* begin Listed records *

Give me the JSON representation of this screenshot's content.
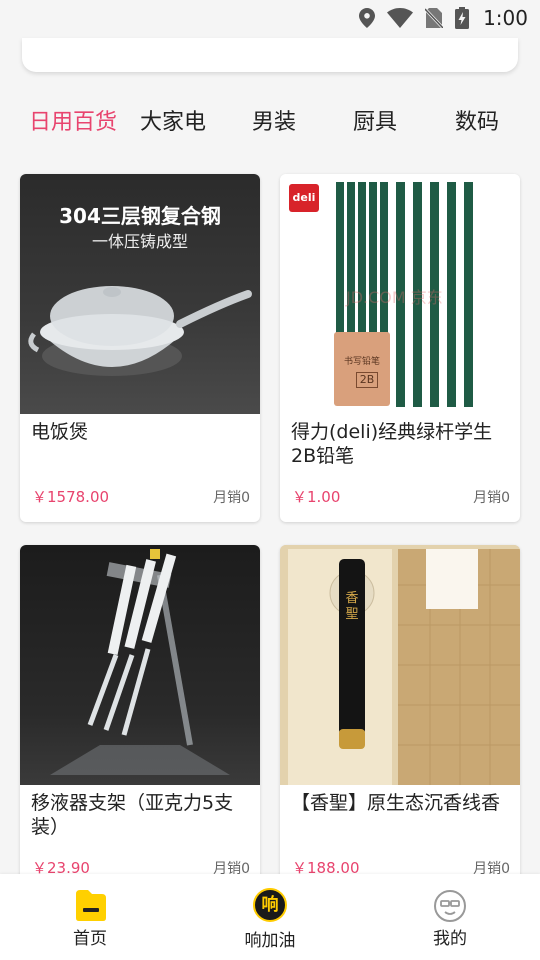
{
  "status_bar": {
    "time": "1:00",
    "icons": [
      "location-icon",
      "wifi-icon",
      "no-sim-icon",
      "battery-charging-icon"
    ]
  },
  "categories": {
    "tabs": [
      {
        "label": "日用百货",
        "active": true
      },
      {
        "label": "大家电",
        "active": false
      },
      {
        "label": "男装",
        "active": false
      },
      {
        "label": "厨具",
        "active": false
      },
      {
        "label": "数码",
        "active": false
      }
    ]
  },
  "products": [
    {
      "title": "电饭煲",
      "price": "￥1578.00",
      "sales": "月销0",
      "image_text": {
        "line1": "304三层钢复合钢",
        "line2": "一体压铸成型"
      }
    },
    {
      "title": "得力(deli)经典绿杆学生2B铅笔",
      "price": "￥1.00",
      "sales": "月销0",
      "image_text": {
        "brand": "deli",
        "watermark": "JD.COM 京东",
        "box_label": "书写铅笔",
        "grade": "2B"
      }
    },
    {
      "title": "移液器支架（亚克力5支装）",
      "price": "￥23.90",
      "sales": "月销0"
    },
    {
      "title": "【香聖】原生态沉香线香",
      "price": "￥188.00",
      "sales": "月销0",
      "image_text": {
        "brand": "香聖"
      }
    }
  ],
  "bottom_nav": {
    "items": [
      {
        "label": "首页",
        "icon": "home-icon"
      },
      {
        "label": "响加油",
        "icon": "fuel-brand-icon",
        "icon_text": "响"
      },
      {
        "label": "我的",
        "icon": "profile-icon"
      }
    ]
  },
  "colors": {
    "accent": "#e8446e",
    "background": "#f5f5f5",
    "nav_home": "#ffd000"
  }
}
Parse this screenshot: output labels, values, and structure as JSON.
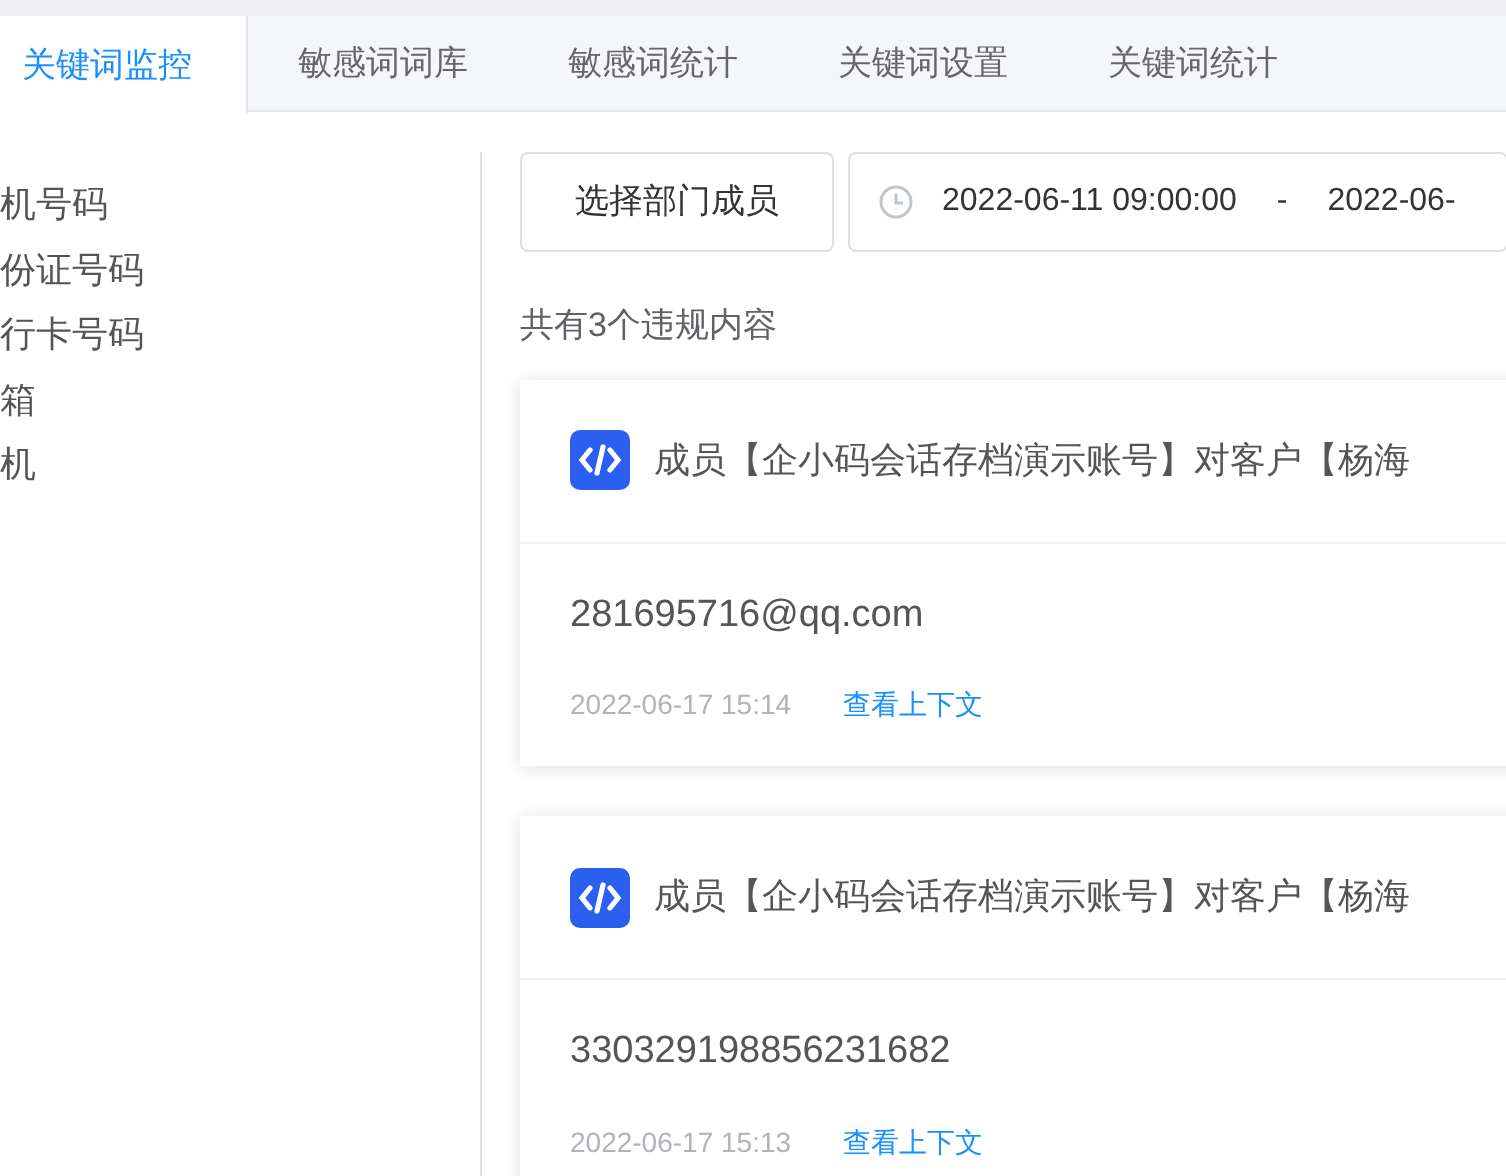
{
  "tabs": [
    {
      "label": "关键词监控",
      "selected": true
    },
    {
      "label": "敏感词词库",
      "selected": false
    },
    {
      "label": "敏感词统计",
      "selected": false
    },
    {
      "label": "关键词设置",
      "selected": false
    },
    {
      "label": "关键词统计",
      "selected": false
    }
  ],
  "sidebar": {
    "items": [
      "机号码",
      "份证号码",
      "行卡号码",
      "箱",
      "机"
    ]
  },
  "filters": {
    "member_button": "选择部门成员",
    "date_start": "2022-06-11 09:00:00",
    "separator": "-",
    "date_end": "2022-06-"
  },
  "summary": "共有3个违规内容",
  "records": [
    {
      "title": "成员【企小码会话存档演示账号】对客户【杨海",
      "content": "281695716@qq.com",
      "time": "2022-06-17 15:14",
      "link": "查看上下文"
    },
    {
      "title": "成员【企小码会话存档演示账号】对客户【杨海",
      "content": "330329198856231682",
      "time": "2022-06-17 15:13",
      "link": "查看上下文"
    }
  ]
}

* end Listed records *

:: Requirements ::
Every line should be retyped exactly, with the pictures omitted.

:: Result of the task ::
Give me the JSON representation of this screenshot's content.
{
  "status_bar": {
    "time": "1:00",
    "icons": [
      "location-icon",
      "wifi-icon",
      "no-sim-icon",
      "battery-charging-icon"
    ]
  },
  "categories": {
    "tabs": [
      {
        "label": "日用百货",
        "active": true
      },
      {
        "label": "大家电",
        "active": false
      },
      {
        "label": "男装",
        "active": false
      },
      {
        "label": "厨具",
        "active": false
      },
      {
        "label": "数码",
        "active": false
      }
    ]
  },
  "products": [
    {
      "title": "电饭煲",
      "price": "￥1578.00",
      "sales": "月销0",
      "image_text": {
        "line1": "304三层钢复合钢",
        "line2": "一体压铸成型"
      }
    },
    {
      "title": "得力(deli)经典绿杆学生2B铅笔",
      "price": "￥1.00",
      "sales": "月销0",
      "image_text": {
        "brand": "deli",
        "watermark": "JD.COM 京东",
        "box_label": "书写铅笔",
        "grade": "2B"
      }
    },
    {
      "title": "移液器支架（亚克力5支装）",
      "price": "￥23.90",
      "sales": "月销0"
    },
    {
      "title": "【香聖】原生态沉香线香",
      "price": "￥188.00",
      "sales": "月销0",
      "image_text": {
        "brand": "香聖"
      }
    }
  ],
  "bottom_nav": {
    "items": [
      {
        "label": "首页",
        "icon": "home-icon"
      },
      {
        "label": "响加油",
        "icon": "fuel-brand-icon",
        "icon_text": "响"
      },
      {
        "label": "我的",
        "icon": "profile-icon"
      }
    ]
  },
  "colors": {
    "accent": "#e8446e",
    "background": "#f5f5f5",
    "nav_home": "#ffd000"
  }
}
Parse this screenshot: output labels, values, and structure as JSON.
{
  "tabs": [
    {
      "label": "关键词监控",
      "selected": true
    },
    {
      "label": "敏感词词库",
      "selected": false
    },
    {
      "label": "敏感词统计",
      "selected": false
    },
    {
      "label": "关键词设置",
      "selected": false
    },
    {
      "label": "关键词统计",
      "selected": false
    }
  ],
  "sidebar": {
    "items": [
      "机号码",
      "份证号码",
      "行卡号码",
      "箱",
      "机"
    ]
  },
  "filters": {
    "member_button": "选择部门成员",
    "date_start": "2022-06-11 09:00:00",
    "separator": "-",
    "date_end": "2022-06-"
  },
  "summary": "共有3个违规内容",
  "records": [
    {
      "title": "成员【企小码会话存档演示账号】对客户【杨海",
      "content": "281695716@qq.com",
      "time": "2022-06-17 15:14",
      "link": "查看上下文"
    },
    {
      "title": "成员【企小码会话存档演示账号】对客户【杨海",
      "content": "330329198856231682",
      "time": "2022-06-17 15:13",
      "link": "查看上下文"
    }
  ]
}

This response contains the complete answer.